[Data records start]

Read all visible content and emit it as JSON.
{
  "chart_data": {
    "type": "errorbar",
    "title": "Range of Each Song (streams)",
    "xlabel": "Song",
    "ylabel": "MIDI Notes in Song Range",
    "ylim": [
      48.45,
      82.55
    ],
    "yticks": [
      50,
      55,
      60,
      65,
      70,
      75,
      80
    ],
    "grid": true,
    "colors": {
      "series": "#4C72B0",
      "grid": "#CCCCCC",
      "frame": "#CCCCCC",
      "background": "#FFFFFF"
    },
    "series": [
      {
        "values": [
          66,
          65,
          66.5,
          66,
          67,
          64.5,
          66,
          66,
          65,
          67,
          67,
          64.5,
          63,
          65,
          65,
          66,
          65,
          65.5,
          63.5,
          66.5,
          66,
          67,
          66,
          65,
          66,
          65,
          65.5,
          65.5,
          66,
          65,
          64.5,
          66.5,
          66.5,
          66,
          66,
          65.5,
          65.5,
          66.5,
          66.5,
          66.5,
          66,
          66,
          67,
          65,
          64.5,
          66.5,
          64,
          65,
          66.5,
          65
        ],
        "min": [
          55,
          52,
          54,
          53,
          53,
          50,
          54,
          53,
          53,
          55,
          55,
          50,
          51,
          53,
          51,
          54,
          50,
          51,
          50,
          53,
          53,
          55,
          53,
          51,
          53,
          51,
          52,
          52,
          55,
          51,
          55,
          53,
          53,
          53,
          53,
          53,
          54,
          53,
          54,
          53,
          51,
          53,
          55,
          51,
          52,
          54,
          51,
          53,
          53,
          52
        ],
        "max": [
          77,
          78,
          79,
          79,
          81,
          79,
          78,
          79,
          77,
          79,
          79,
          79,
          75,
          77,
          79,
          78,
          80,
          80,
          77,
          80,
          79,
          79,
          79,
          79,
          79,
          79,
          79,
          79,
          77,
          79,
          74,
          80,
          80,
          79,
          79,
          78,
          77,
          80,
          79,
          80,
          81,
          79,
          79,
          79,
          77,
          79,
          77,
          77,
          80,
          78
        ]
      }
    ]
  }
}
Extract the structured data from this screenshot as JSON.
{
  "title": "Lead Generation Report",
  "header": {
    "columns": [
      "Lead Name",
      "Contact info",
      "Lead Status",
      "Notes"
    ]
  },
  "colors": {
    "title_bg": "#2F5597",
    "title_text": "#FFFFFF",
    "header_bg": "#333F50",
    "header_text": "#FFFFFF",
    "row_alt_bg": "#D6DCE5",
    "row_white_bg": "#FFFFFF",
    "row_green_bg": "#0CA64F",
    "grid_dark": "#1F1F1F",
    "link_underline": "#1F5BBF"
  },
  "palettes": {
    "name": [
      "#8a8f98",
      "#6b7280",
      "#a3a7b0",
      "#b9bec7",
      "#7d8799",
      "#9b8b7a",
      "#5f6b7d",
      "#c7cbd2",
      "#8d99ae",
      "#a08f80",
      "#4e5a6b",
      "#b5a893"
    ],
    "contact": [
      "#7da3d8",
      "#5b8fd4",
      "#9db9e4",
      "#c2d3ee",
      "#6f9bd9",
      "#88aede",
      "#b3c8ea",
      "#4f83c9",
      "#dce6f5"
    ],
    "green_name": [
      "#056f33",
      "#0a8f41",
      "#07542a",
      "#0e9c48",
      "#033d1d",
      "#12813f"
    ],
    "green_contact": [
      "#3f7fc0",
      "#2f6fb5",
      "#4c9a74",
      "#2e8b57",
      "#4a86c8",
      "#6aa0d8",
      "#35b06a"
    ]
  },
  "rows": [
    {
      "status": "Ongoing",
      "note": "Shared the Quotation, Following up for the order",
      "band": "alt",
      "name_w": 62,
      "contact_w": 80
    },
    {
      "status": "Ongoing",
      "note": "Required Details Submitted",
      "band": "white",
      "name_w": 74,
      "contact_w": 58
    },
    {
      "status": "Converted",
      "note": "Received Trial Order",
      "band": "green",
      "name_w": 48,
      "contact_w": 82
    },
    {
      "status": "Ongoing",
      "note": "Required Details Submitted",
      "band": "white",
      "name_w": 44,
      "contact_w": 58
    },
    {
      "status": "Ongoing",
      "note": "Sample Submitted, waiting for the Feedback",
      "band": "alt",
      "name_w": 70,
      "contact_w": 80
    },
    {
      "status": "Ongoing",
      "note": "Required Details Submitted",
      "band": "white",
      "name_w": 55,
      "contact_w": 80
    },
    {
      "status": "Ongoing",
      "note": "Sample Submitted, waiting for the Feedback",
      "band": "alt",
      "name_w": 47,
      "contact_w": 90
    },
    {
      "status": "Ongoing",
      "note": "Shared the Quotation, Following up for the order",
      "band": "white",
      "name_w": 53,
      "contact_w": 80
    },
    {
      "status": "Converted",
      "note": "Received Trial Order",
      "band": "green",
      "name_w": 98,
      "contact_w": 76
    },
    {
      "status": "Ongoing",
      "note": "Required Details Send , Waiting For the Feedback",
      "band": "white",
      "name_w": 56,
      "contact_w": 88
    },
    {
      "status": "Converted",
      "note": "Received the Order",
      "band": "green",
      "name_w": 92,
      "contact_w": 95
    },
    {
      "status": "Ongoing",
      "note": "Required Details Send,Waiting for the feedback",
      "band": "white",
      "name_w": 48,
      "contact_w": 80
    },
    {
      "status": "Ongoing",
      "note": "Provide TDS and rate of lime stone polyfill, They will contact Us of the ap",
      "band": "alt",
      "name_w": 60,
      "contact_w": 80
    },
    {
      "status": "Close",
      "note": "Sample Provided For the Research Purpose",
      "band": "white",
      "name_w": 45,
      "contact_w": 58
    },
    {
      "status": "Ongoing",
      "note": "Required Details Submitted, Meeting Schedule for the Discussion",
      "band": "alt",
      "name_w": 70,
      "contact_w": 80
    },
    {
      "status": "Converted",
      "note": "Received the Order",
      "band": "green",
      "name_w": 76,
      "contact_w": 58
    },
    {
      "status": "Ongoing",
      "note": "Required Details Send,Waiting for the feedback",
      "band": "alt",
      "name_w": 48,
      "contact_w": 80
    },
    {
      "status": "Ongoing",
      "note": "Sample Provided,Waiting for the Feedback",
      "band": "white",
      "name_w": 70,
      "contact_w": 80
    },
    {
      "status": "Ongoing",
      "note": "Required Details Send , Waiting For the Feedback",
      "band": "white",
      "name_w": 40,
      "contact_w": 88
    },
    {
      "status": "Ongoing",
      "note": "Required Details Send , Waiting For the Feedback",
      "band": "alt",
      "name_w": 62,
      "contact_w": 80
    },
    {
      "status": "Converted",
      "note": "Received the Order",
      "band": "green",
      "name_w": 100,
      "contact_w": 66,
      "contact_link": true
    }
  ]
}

[Data records end]

**Challenge:**
Print the entries exactly. Include every one.

**Written answer:**
Read all visible content and emit it as JSON.
{
  "chart_data": {
    "type": "errorbar",
    "title": "Range of Each Song (streams)",
    "xlabel": "Song",
    "ylabel": "MIDI Notes in Song Range",
    "ylim": [
      48.45,
      82.55
    ],
    "yticks": [
      50,
      55,
      60,
      65,
      70,
      75,
      80
    ],
    "grid": true,
    "colors": {
      "series": "#4C72B0",
      "grid": "#CCCCCC",
      "frame": "#CCCCCC",
      "background": "#FFFFFF"
    },
    "series": [
      {
        "values": [
          66,
          65,
          66.5,
          66,
          67,
          64.5,
          66,
          66,
          65,
          67,
          67,
          64.5,
          63,
          65,
          65,
          66,
          65,
          65.5,
          63.5,
          66.5,
          66,
          67,
          66,
          65,
          66,
          65,
          65.5,
          65.5,
          66,
          65,
          64.5,
          66.5,
          66.5,
          66,
          66,
          65.5,
          65.5,
          66.5,
          66.5,
          66.5,
          66,
          66,
          67,
          65,
          64.5,
          66.5,
          64,
          65,
          66.5,
          65
        ],
        "min": [
          55,
          52,
          54,
          53,
          53,
          50,
          54,
          53,
          53,
          55,
          55,
          50,
          51,
          53,
          51,
          54,
          50,
          51,
          50,
          53,
          53,
          55,
          53,
          51,
          53,
          51,
          52,
          52,
          55,
          51,
          55,
          53,
          53,
          53,
          53,
          53,
          54,
          53,
          54,
          53,
          51,
          53,
          55,
          51,
          52,
          54,
          51,
          53,
          53,
          52
        ],
        "max": [
          77,
          78,
          79,
          79,
          81,
          79,
          78,
          79,
          77,
          79,
          79,
          79,
          75,
          77,
          79,
          78,
          80,
          80,
          77,
          80,
          79,
          79,
          79,
          79,
          79,
          79,
          79,
          79,
          77,
          79,
          74,
          80,
          80,
          79,
          79,
          78,
          77,
          80,
          79,
          80,
          81,
          79,
          79,
          79,
          77,
          79,
          77,
          77,
          80,
          78
        ]
      }
    ]
  }
}
Extract the structured data from this screenshot as JSON.
{
  "title": "Lead Generation Report",
  "header": {
    "columns": [
      "Lead Name",
      "Contact info",
      "Lead Status",
      "Notes"
    ]
  },
  "colors": {
    "title_bg": "#2F5597",
    "title_text": "#FFFFFF",
    "header_bg": "#333F50",
    "header_text": "#FFFFFF",
    "row_alt_bg": "#D6DCE5",
    "row_white_bg": "#FFFFFF",
    "row_green_bg": "#0CA64F",
    "grid_dark": "#1F1F1F",
    "link_underline": "#1F5BBF"
  },
  "palettes": {
    "name": [
      "#8a8f98",
      "#6b7280",
      "#a3a7b0",
      "#b9bec7",
      "#7d8799",
      "#9b8b7a",
      "#5f6b7d",
      "#c7cbd2",
      "#8d99ae",
      "#a08f80",
      "#4e5a6b",
      "#b5a893"
    ],
    "contact": [
      "#7da3d8",
      "#5b8fd4",
      "#9db9e4",
      "#c2d3ee",
      "#6f9bd9",
      "#88aede",
      "#b3c8ea",
      "#4f83c9",
      "#dce6f5"
    ],
    "green_name": [
      "#056f33",
      "#0a8f41",
      "#07542a",
      "#0e9c48",
      "#033d1d",
      "#12813f"
    ],
    "green_contact": [
      "#3f7fc0",
      "#2f6fb5",
      "#4c9a74",
      "#2e8b57",
      "#4a86c8",
      "#6aa0d8",
      "#35b06a"
    ]
  },
  "rows": [
    {
      "status": "Ongoing",
      "note": "Shared the Quotation, Following up for the order",
      "band": "alt",
      "name_w": 62,
      "contact_w": 80
    },
    {
      "status": "Ongoing",
      "note": "Required Details Submitted",
      "band": "white",
      "name_w": 74,
      "contact_w": 58
    },
    {
      "status": "Converted",
      "note": "Received Trial Order",
      "band": "green",
      "name_w": 48,
      "contact_w": 82
    },
    {
      "status": "Ongoing",
      "note": "Required Details Submitted",
      "band": "white",
      "name_w": 44,
      "contact_w": 58
    },
    {
      "status": "Ongoing",
      "note": "Sample Submitted, waiting for the Feedback",
      "band": "alt",
      "name_w": 70,
      "contact_w": 80
    },
    {
      "status": "Ongoing",
      "note": "Required Details Submitted",
      "band": "white",
      "name_w": 55,
      "contact_w": 80
    },
    {
      "status": "Ongoing",
      "note": "Sample Submitted, waiting for the Feedback",
      "band": "alt",
      "name_w": 47,
      "contact_w": 90
    },
    {
      "status": "Ongoing",
      "note": "Shared the Quotation, Following up for the order",
      "band": "white",
      "name_w": 53,
      "contact_w": 80
    },
    {
      "status": "Converted",
      "note": "Received Trial Order",
      "band": "green",
      "name_w": 98,
      "contact_w": 76
    },
    {
      "status": "Ongoing",
      "note": "Required Details Send , Waiting For the Feedback",
      "band": "white",
      "name_w": 56,
      "contact_w": 88
    },
    {
      "status": "Converted",
      "note": "Received the Order",
      "band": "green",
      "name_w": 92,
      "contact_w": 95
    },
    {
      "status": "Ongoing",
      "note": "Required Details Send,Waiting for the feedback",
      "band": "white",
      "name_w": 48,
      "contact_w": 80
    },
    {
      "status": "Ongoing",
      "note": "Provide TDS and rate of lime stone polyfill, They will contact Us of the ap",
      "band": "alt",
      "name_w": 60,
      "contact_w": 80
    },
    {
      "status": "Close",
      "note": "Sample Provided For the Research Purpose",
      "band": "white",
      "name_w": 45,
      "contact_w": 58
    },
    {
      "status": "Ongoing",
      "note": "Required Details Submitted, Meeting Schedule for the Discussion",
      "band": "alt",
      "name_w": 70,
      "contact_w": 80
    },
    {
      "status": "Converted",
      "note": "Received the Order",
      "band": "green",
      "name_w": 76,
      "contact_w": 58
    },
    {
      "status": "Ongoing",
      "note": "Required Details Send,Waiting for the feedback",
      "band": "alt",
      "name_w": 48,
      "contact_w": 80
    },
    {
      "status": "Ongoing",
      "note": "Sample Provided,Waiting for the Feedback",
      "band": "white",
      "name_w": 70,
      "contact_w": 80
    },
    {
      "status": "Ongoing",
      "note": "Required Details Send , Waiting For the Feedback",
      "band": "white",
      "name_w": 40,
      "contact_w": 88
    },
    {
      "status": "Ongoing",
      "note": "Required Details Send , Waiting For the Feedback",
      "band": "alt",
      "name_w": 62,
      "contact_w": 80
    },
    {
      "status": "Converted",
      "note": "Received the Order",
      "band": "green",
      "name_w": 100,
      "contact_w": 66,
      "contact_link": true
    }
  ]
}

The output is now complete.